_Directive_
Each record below should appear again exactly as written.
[START]
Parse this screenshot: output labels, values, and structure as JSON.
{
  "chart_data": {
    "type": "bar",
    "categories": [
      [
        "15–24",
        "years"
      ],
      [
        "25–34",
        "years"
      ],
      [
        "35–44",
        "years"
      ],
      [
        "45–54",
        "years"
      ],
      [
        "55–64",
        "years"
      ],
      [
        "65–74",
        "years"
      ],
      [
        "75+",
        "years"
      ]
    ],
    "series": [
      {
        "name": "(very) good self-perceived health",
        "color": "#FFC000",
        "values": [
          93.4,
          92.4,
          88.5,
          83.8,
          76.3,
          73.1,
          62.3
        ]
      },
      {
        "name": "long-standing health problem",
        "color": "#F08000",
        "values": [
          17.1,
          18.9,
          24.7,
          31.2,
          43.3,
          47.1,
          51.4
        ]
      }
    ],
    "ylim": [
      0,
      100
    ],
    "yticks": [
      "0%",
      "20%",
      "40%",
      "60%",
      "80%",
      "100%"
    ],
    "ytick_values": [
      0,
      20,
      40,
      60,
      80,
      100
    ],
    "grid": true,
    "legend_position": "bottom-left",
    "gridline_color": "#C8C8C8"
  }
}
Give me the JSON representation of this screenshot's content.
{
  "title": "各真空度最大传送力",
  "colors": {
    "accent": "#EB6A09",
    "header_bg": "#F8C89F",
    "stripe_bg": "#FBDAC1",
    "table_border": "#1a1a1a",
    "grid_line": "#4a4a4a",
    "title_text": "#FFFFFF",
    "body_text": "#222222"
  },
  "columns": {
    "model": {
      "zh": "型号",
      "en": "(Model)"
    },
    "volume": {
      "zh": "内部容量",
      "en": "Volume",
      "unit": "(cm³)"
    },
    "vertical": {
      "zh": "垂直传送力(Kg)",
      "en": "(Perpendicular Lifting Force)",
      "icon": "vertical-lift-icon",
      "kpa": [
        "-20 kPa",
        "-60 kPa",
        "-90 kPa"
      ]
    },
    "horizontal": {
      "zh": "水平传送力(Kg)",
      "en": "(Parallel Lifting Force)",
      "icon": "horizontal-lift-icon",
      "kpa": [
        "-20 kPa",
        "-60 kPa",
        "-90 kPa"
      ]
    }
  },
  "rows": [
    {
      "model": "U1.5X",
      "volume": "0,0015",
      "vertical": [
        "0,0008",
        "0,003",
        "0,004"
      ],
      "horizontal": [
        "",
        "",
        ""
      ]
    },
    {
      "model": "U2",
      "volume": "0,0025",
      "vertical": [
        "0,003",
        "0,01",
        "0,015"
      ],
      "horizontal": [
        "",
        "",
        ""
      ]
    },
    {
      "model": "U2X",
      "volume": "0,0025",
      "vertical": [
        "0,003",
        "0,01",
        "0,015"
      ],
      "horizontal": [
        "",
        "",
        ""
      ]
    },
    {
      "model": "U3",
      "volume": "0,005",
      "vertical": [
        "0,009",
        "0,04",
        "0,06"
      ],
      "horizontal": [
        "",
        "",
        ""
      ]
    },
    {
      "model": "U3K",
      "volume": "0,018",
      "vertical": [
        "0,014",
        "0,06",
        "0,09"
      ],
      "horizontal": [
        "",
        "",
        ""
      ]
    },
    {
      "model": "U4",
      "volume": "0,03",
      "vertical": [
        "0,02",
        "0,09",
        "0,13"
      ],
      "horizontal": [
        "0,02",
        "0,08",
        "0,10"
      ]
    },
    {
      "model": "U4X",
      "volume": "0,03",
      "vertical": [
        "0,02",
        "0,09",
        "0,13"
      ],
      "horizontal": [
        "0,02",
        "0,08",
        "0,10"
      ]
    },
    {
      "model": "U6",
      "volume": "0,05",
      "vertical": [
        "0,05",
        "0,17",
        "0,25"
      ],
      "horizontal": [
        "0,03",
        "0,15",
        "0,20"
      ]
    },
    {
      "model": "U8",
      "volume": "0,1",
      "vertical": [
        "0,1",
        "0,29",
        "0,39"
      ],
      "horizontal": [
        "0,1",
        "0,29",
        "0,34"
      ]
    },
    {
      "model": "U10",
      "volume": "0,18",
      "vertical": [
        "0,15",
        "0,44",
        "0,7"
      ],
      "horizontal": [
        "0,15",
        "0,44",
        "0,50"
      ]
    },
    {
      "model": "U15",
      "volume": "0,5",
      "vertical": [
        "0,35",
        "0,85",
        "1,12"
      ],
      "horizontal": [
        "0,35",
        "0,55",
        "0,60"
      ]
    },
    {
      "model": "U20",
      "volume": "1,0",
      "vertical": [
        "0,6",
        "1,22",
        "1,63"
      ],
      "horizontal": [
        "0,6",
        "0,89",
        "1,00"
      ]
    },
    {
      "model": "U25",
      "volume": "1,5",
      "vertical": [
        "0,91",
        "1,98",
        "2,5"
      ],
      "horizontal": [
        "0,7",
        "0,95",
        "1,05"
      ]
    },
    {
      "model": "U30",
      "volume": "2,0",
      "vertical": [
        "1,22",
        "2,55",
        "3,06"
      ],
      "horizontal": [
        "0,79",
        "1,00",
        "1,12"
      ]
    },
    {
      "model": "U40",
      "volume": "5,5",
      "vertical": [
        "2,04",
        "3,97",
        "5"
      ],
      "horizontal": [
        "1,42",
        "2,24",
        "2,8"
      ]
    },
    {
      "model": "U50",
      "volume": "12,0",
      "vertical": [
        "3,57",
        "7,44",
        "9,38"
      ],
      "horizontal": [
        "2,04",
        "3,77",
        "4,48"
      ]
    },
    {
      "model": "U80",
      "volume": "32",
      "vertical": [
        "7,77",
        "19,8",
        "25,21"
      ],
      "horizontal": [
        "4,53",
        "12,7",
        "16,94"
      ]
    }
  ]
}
[END]
_Solution for this exercise_
Parse this screenshot: output labels, values, and structure as JSON.
{
  "chart_data": {
    "type": "bar",
    "categories": [
      [
        "15–24",
        "years"
      ],
      [
        "25–34",
        "years"
      ],
      [
        "35–44",
        "years"
      ],
      [
        "45–54",
        "years"
      ],
      [
        "55–64",
        "years"
      ],
      [
        "65–74",
        "years"
      ],
      [
        "75+",
        "years"
      ]
    ],
    "series": [
      {
        "name": "(very) good self-perceived health",
        "color": "#FFC000",
        "values": [
          93.4,
          92.4,
          88.5,
          83.8,
          76.3,
          73.1,
          62.3
        ]
      },
      {
        "name": "long-standing health problem",
        "color": "#F08000",
        "values": [
          17.1,
          18.9,
          24.7,
          31.2,
          43.3,
          47.1,
          51.4
        ]
      }
    ],
    "ylim": [
      0,
      100
    ],
    "yticks": [
      "0%",
      "20%",
      "40%",
      "60%",
      "80%",
      "100%"
    ],
    "ytick_values": [
      0,
      20,
      40,
      60,
      80,
      100
    ],
    "grid": true,
    "legend_position": "bottom-left",
    "gridline_color": "#C8C8C8"
  }
}
Give me the JSON representation of this screenshot's content.
{
  "title": "各真空度最大传送力",
  "colors": {
    "accent": "#EB6A09",
    "header_bg": "#F8C89F",
    "stripe_bg": "#FBDAC1",
    "table_border": "#1a1a1a",
    "grid_line": "#4a4a4a",
    "title_text": "#FFFFFF",
    "body_text": "#222222"
  },
  "columns": {
    "model": {
      "zh": "型号",
      "en": "(Model)"
    },
    "volume": {
      "zh": "内部容量",
      "en": "Volume",
      "unit": "(cm³)"
    },
    "vertical": {
      "zh": "垂直传送力(Kg)",
      "en": "(Perpendicular Lifting Force)",
      "icon": "vertical-lift-icon",
      "kpa": [
        "-20 kPa",
        "-60 kPa",
        "-90 kPa"
      ]
    },
    "horizontal": {
      "zh": "水平传送力(Kg)",
      "en": "(Parallel Lifting Force)",
      "icon": "horizontal-lift-icon",
      "kpa": [
        "-20 kPa",
        "-60 kPa",
        "-90 kPa"
      ]
    }
  },
  "rows": [
    {
      "model": "U1.5X",
      "volume": "0,0015",
      "vertical": [
        "0,0008",
        "0,003",
        "0,004"
      ],
      "horizontal": [
        "",
        "",
        ""
      ]
    },
    {
      "model": "U2",
      "volume": "0,0025",
      "vertical": [
        "0,003",
        "0,01",
        "0,015"
      ],
      "horizontal": [
        "",
        "",
        ""
      ]
    },
    {
      "model": "U2X",
      "volume": "0,0025",
      "vertical": [
        "0,003",
        "0,01",
        "0,015"
      ],
      "horizontal": [
        "",
        "",
        ""
      ]
    },
    {
      "model": "U3",
      "volume": "0,005",
      "vertical": [
        "0,009",
        "0,04",
        "0,06"
      ],
      "horizontal": [
        "",
        "",
        ""
      ]
    },
    {
      "model": "U3K",
      "volume": "0,018",
      "vertical": [
        "0,014",
        "0,06",
        "0,09"
      ],
      "horizontal": [
        "",
        "",
        ""
      ]
    },
    {
      "model": "U4",
      "volume": "0,03",
      "vertical": [
        "0,02",
        "0,09",
        "0,13"
      ],
      "horizontal": [
        "0,02",
        "0,08",
        "0,10"
      ]
    },
    {
      "model": "U4X",
      "volume": "0,03",
      "vertical": [
        "0,02",
        "0,09",
        "0,13"
      ],
      "horizontal": [
        "0,02",
        "0,08",
        "0,10"
      ]
    },
    {
      "model": "U6",
      "volume": "0,05",
      "vertical": [
        "0,05",
        "0,17",
        "0,25"
      ],
      "horizontal": [
        "0,03",
        "0,15",
        "0,20"
      ]
    },
    {
      "model": "U8",
      "volume": "0,1",
      "vertical": [
        "0,1",
        "0,29",
        "0,39"
      ],
      "horizontal": [
        "0,1",
        "0,29",
        "0,34"
      ]
    },
    {
      "model": "U10",
      "volume": "0,18",
      "vertical": [
        "0,15",
        "0,44",
        "0,7"
      ],
      "horizontal": [
        "0,15",
        "0,44",
        "0,50"
      ]
    },
    {
      "model": "U15",
      "volume": "0,5",
      "vertical": [
        "0,35",
        "0,85",
        "1,12"
      ],
      "horizontal": [
        "0,35",
        "0,55",
        "0,60"
      ]
    },
    {
      "model": "U20",
      "volume": "1,0",
      "vertical": [
        "0,6",
        "1,22",
        "1,63"
      ],
      "horizontal": [
        "0,6",
        "0,89",
        "1,00"
      ]
    },
    {
      "model": "U25",
      "volume": "1,5",
      "vertical": [
        "0,91",
        "1,98",
        "2,5"
      ],
      "horizontal": [
        "0,7",
        "0,95",
        "1,05"
      ]
    },
    {
      "model": "U30",
      "volume": "2,0",
      "vertical": [
        "1,22",
        "2,55",
        "3,06"
      ],
      "horizontal": [
        "0,79",
        "1,00",
        "1,12"
      ]
    },
    {
      "model": "U40",
      "volume": "5,5",
      "vertical": [
        "2,04",
        "3,97",
        "5"
      ],
      "horizontal": [
        "1,42",
        "2,24",
        "2,8"
      ]
    },
    {
      "model": "U50",
      "volume": "12,0",
      "vertical": [
        "3,57",
        "7,44",
        "9,38"
      ],
      "horizontal": [
        "2,04",
        "3,77",
        "4,48"
      ]
    },
    {
      "model": "U80",
      "volume": "32",
      "vertical": [
        "7,77",
        "19,8",
        "25,21"
      ],
      "horizontal": [
        "4,53",
        "12,7",
        "16,94"
      ]
    }
  ]
}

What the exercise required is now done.